[Dataset items]
☆ ☆ ☆ ☆
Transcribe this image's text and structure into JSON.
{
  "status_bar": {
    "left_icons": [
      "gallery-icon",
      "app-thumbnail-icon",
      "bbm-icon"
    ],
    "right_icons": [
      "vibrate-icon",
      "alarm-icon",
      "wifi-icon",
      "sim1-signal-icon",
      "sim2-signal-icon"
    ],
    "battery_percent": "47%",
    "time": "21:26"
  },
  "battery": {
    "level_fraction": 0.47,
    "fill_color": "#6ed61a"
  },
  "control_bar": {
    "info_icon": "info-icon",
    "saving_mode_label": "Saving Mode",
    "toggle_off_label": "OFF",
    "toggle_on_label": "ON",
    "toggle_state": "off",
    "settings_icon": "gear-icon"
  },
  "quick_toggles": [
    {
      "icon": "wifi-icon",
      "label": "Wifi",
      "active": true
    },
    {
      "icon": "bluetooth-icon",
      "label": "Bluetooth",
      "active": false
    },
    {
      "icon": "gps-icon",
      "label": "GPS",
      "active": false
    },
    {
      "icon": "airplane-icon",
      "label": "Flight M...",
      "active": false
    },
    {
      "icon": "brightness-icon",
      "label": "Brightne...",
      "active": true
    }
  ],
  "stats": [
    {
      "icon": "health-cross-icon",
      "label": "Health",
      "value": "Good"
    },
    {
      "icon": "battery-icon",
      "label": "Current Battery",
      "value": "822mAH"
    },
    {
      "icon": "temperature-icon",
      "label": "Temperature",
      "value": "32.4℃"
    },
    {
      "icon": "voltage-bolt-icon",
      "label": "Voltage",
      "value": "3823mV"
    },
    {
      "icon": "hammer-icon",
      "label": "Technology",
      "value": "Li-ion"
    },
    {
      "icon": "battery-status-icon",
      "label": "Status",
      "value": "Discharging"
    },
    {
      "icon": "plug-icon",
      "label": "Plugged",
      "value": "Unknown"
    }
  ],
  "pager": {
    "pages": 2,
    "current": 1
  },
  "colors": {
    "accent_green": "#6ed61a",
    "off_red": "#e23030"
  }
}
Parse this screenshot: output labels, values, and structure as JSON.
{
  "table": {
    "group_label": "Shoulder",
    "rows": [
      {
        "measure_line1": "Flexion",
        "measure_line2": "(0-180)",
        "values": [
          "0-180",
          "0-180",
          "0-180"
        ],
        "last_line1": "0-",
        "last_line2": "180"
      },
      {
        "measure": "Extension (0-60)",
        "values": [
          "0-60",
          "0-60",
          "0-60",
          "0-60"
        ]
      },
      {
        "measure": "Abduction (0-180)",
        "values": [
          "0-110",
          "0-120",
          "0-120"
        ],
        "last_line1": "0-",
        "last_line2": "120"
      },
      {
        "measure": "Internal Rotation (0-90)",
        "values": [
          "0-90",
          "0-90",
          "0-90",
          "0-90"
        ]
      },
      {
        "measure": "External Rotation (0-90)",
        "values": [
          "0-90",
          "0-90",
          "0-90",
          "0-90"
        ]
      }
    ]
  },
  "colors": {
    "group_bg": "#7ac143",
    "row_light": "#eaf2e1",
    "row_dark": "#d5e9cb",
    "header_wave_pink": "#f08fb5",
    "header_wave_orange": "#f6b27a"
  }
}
☆ ☆ ☆ ☆
Print all the data exactly.

**ANSWER FOR THE TASK**.
Transcribe this image's text and structure into JSON.
{
  "status_bar": {
    "left_icons": [
      "gallery-icon",
      "app-thumbnail-icon",
      "bbm-icon"
    ],
    "right_icons": [
      "vibrate-icon",
      "alarm-icon",
      "wifi-icon",
      "sim1-signal-icon",
      "sim2-signal-icon"
    ],
    "battery_percent": "47%",
    "time": "21:26"
  },
  "battery": {
    "level_fraction": 0.47,
    "fill_color": "#6ed61a"
  },
  "control_bar": {
    "info_icon": "info-icon",
    "saving_mode_label": "Saving Mode",
    "toggle_off_label": "OFF",
    "toggle_on_label": "ON",
    "toggle_state": "off",
    "settings_icon": "gear-icon"
  },
  "quick_toggles": [
    {
      "icon": "wifi-icon",
      "label": "Wifi",
      "active": true
    },
    {
      "icon": "bluetooth-icon",
      "label": "Bluetooth",
      "active": false
    },
    {
      "icon": "gps-icon",
      "label": "GPS",
      "active": false
    },
    {
      "icon": "airplane-icon",
      "label": "Flight M...",
      "active": false
    },
    {
      "icon": "brightness-icon",
      "label": "Brightne...",
      "active": true
    }
  ],
  "stats": [
    {
      "icon": "health-cross-icon",
      "label": "Health",
      "value": "Good"
    },
    {
      "icon": "battery-icon",
      "label": "Current Battery",
      "value": "822mAH"
    },
    {
      "icon": "temperature-icon",
      "label": "Temperature",
      "value": "32.4℃"
    },
    {
      "icon": "voltage-bolt-icon",
      "label": "Voltage",
      "value": "3823mV"
    },
    {
      "icon": "hammer-icon",
      "label": "Technology",
      "value": "Li-ion"
    },
    {
      "icon": "battery-status-icon",
      "label": "Status",
      "value": "Discharging"
    },
    {
      "icon": "plug-icon",
      "label": "Plugged",
      "value": "Unknown"
    }
  ],
  "pager": {
    "pages": 2,
    "current": 1
  },
  "colors": {
    "accent_green": "#6ed61a",
    "off_red": "#e23030"
  }
}
Parse this screenshot: output labels, values, and structure as JSON.
{
  "table": {
    "group_label": "Shoulder",
    "rows": [
      {
        "measure_line1": "Flexion",
        "measure_line2": "(0-180)",
        "values": [
          "0-180",
          "0-180",
          "0-180"
        ],
        "last_line1": "0-",
        "last_line2": "180"
      },
      {
        "measure": "Extension (0-60)",
        "values": [
          "0-60",
          "0-60",
          "0-60",
          "0-60"
        ]
      },
      {
        "measure": "Abduction (0-180)",
        "values": [
          "0-110",
          "0-120",
          "0-120"
        ],
        "last_line1": "0-",
        "last_line2": "120"
      },
      {
        "measure": "Internal Rotation (0-90)",
        "values": [
          "0-90",
          "0-90",
          "0-90",
          "0-90"
        ]
      },
      {
        "measure": "External Rotation (0-90)",
        "values": [
          "0-90",
          "0-90",
          "0-90",
          "0-90"
        ]
      }
    ]
  },
  "colors": {
    "group_bg": "#7ac143",
    "row_light": "#eaf2e1",
    "row_dark": "#d5e9cb",
    "header_wave_pink": "#f08fb5",
    "header_wave_orange": "#f6b27a"
  }
}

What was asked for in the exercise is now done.